> **PROBLEM REQUIREMENTS**: Look through the data and write out every line with the word "xlabel" in it.

Records from a collection:
-- -- --

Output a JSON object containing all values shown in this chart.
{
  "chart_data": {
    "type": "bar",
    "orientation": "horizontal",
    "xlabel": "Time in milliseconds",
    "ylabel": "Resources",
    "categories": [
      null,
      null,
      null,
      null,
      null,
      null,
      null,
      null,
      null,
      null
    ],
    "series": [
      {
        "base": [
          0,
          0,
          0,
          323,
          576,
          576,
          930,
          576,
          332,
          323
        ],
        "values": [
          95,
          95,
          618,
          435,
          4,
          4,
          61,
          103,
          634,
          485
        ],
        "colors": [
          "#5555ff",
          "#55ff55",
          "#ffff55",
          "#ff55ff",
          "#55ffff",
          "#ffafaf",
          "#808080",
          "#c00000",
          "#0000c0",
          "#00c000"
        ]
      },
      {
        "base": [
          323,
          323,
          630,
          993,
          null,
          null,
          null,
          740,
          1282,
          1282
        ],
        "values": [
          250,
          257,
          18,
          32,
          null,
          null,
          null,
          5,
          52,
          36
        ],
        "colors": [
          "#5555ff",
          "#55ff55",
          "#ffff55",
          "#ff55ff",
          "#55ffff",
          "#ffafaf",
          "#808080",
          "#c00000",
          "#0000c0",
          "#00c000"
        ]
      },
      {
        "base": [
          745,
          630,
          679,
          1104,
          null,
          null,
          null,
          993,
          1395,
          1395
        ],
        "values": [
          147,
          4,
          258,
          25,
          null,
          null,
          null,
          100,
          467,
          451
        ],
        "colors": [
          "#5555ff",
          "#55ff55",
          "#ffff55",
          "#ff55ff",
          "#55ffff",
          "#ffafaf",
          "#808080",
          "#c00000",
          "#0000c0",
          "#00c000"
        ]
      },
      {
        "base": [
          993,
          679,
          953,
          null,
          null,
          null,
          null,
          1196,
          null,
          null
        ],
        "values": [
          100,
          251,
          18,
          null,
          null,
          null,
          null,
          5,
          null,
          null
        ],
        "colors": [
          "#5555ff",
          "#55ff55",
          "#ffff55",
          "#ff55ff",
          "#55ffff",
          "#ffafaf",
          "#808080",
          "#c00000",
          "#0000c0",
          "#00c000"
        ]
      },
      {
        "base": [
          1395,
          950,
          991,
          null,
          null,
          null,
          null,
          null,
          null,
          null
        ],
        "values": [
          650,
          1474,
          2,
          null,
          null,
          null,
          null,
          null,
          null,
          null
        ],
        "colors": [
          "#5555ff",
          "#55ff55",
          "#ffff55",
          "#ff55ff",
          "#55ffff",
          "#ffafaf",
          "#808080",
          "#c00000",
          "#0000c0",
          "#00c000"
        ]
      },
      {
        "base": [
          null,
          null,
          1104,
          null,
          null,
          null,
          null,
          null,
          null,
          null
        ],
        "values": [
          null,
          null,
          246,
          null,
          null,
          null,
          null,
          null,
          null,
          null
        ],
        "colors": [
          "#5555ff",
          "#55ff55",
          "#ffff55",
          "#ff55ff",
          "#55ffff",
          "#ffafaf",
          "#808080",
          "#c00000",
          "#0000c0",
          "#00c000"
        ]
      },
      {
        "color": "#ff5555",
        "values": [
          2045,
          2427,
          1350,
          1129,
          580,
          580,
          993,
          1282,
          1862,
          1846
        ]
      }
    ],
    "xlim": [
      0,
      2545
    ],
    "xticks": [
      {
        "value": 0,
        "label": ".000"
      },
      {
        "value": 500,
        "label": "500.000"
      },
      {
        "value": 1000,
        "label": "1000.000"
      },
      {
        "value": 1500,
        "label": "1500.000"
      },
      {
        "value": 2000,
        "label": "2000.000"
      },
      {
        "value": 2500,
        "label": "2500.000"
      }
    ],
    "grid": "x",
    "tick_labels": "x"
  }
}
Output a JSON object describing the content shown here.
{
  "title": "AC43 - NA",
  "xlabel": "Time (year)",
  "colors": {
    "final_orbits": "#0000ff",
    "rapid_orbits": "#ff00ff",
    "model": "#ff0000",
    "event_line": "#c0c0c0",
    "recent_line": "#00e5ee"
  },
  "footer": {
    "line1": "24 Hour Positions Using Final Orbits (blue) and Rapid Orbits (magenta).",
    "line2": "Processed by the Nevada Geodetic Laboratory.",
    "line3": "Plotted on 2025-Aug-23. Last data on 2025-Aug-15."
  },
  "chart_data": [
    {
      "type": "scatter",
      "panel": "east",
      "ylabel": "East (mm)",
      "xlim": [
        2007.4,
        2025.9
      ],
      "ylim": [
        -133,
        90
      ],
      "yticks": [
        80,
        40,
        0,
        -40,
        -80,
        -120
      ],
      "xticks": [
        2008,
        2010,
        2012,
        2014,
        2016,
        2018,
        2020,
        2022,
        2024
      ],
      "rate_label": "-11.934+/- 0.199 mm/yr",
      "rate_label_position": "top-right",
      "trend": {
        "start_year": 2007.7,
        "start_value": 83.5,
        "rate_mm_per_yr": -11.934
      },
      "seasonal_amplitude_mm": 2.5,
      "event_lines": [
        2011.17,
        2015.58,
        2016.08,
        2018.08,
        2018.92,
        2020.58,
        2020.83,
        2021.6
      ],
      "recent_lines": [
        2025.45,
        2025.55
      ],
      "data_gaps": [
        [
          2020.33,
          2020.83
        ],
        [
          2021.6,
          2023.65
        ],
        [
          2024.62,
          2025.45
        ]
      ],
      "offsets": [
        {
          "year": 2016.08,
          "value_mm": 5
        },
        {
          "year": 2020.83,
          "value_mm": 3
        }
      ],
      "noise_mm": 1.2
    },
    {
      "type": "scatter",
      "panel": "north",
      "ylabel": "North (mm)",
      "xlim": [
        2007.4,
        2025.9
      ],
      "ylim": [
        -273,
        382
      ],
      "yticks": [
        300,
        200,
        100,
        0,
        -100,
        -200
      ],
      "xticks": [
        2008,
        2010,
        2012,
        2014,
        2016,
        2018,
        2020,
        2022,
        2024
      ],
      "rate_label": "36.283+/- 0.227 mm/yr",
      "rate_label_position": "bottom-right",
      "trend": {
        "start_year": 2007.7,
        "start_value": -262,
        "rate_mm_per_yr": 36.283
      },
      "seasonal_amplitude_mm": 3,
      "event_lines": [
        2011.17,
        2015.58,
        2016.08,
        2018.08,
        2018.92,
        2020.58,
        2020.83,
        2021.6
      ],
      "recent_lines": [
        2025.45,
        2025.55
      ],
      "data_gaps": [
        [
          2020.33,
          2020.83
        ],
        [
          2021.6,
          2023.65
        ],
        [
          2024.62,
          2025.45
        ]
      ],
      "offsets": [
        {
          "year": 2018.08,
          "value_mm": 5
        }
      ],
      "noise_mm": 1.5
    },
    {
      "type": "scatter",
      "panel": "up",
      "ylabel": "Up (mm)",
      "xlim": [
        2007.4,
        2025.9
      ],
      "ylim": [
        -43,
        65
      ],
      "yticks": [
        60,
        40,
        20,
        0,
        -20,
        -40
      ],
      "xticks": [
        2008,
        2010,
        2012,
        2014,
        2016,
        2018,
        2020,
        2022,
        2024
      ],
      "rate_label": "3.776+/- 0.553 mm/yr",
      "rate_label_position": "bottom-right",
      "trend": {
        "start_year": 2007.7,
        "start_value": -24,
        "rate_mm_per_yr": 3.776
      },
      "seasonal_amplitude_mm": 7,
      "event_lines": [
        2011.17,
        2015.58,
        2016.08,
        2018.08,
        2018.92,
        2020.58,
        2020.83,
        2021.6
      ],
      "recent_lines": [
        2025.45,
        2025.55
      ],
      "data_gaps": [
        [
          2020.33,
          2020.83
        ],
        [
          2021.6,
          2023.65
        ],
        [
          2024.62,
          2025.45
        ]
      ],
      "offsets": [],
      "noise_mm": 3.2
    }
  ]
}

-- -- --

> **SOLUTION TO THIS TASK**:
    "xlabel": "Time in milliseconds",
  "xlabel": "Time (year)",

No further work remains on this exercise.